Below is a block of records. Copy every line in it that contains the word "name".

DATA FOR THIS TASK:
============
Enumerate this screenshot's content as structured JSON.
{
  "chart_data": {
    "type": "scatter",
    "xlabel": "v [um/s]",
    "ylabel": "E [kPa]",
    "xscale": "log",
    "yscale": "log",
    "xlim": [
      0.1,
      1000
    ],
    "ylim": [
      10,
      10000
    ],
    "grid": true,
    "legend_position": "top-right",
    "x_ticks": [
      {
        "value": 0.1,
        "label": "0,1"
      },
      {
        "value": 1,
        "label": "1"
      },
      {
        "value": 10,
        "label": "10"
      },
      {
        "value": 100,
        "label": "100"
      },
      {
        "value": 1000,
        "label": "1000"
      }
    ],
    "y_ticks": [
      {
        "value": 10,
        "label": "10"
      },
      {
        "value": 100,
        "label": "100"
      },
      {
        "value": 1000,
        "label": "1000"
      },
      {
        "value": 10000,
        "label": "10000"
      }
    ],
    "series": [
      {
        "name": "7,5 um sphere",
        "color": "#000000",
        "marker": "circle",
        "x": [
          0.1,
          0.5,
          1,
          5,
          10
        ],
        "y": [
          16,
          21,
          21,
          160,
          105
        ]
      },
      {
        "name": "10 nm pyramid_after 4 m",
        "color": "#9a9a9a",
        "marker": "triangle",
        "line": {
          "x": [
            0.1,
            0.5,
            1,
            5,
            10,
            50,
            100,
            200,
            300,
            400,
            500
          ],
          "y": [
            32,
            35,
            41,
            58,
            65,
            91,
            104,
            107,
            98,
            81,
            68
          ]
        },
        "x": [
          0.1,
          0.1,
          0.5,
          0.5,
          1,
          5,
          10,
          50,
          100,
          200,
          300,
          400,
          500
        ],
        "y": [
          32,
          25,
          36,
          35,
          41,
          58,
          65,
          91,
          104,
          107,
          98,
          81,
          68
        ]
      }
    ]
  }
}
============
TASK RESPONSE:
        "name": "7,5 um sphere",
        "name": "10 nm pyramid_after 4 m",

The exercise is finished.